-- START OF Dataset entries --

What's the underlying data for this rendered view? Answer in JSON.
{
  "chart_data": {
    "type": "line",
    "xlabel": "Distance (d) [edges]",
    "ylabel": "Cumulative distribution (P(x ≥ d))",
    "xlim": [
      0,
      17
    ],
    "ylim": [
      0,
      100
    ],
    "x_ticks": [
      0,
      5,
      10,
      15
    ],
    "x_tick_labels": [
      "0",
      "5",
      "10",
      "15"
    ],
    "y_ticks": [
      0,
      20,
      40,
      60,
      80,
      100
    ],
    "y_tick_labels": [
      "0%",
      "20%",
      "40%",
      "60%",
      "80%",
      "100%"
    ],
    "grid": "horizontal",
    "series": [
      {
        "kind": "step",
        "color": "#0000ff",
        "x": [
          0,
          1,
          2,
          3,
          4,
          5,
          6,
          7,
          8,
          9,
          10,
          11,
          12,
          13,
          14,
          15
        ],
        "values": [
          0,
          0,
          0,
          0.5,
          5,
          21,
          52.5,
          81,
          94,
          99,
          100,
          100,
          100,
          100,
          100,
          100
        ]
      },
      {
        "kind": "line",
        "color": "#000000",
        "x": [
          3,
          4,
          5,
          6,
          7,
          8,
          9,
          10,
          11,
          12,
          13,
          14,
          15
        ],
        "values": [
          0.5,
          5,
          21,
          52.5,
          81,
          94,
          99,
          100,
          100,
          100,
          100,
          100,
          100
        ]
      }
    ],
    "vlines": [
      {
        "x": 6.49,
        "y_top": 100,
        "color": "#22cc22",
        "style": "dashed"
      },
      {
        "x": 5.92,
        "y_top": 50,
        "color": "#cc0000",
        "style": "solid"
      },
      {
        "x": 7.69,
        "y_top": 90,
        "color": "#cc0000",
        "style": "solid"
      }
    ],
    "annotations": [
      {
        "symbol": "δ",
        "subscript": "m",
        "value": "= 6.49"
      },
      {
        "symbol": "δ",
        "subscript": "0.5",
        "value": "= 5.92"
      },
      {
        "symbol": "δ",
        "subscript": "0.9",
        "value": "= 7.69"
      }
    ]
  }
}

-- END OF Dataset entries --

- _Request_
The records above are to be copied in full, exactly as written.

- _Response for this exercise_
What's the underlying data for this rendered view? Answer in JSON.
{
  "chart_data": {
    "type": "line",
    "xlabel": "Distance (d) [edges]",
    "ylabel": "Cumulative distribution (P(x ≥ d))",
    "xlim": [
      0,
      17
    ],
    "ylim": [
      0,
      100
    ],
    "x_ticks": [
      0,
      5,
      10,
      15
    ],
    "x_tick_labels": [
      "0",
      "5",
      "10",
      "15"
    ],
    "y_ticks": [
      0,
      20,
      40,
      60,
      80,
      100
    ],
    "y_tick_labels": [
      "0%",
      "20%",
      "40%",
      "60%",
      "80%",
      "100%"
    ],
    "grid": "horizontal",
    "series": [
      {
        "kind": "step",
        "color": "#0000ff",
        "x": [
          0,
          1,
          2,
          3,
          4,
          5,
          6,
          7,
          8,
          9,
          10,
          11,
          12,
          13,
          14,
          15
        ],
        "values": [
          0,
          0,
          0,
          0.5,
          5,
          21,
          52.5,
          81,
          94,
          99,
          100,
          100,
          100,
          100,
          100,
          100
        ]
      },
      {
        "kind": "line",
        "color": "#000000",
        "x": [
          3,
          4,
          5,
          6,
          7,
          8,
          9,
          10,
          11,
          12,
          13,
          14,
          15
        ],
        "values": [
          0.5,
          5,
          21,
          52.5,
          81,
          94,
          99,
          100,
          100,
          100,
          100,
          100,
          100
        ]
      }
    ],
    "vlines": [
      {
        "x": 6.49,
        "y_top": 100,
        "color": "#22cc22",
        "style": "dashed"
      },
      {
        "x": 5.92,
        "y_top": 50,
        "color": "#cc0000",
        "style": "solid"
      },
      {
        "x": 7.69,
        "y_top": 90,
        "color": "#cc0000",
        "style": "solid"
      }
    ],
    "annotations": [
      {
        "symbol": "δ",
        "subscript": "m",
        "value": "= 6.49"
      },
      {
        "symbol": "δ",
        "subscript": "0.5",
        "value": "= 5.92"
      },
      {
        "symbol": "δ",
        "subscript": "0.9",
        "value": "= 7.69"
      }
    ]
  }
}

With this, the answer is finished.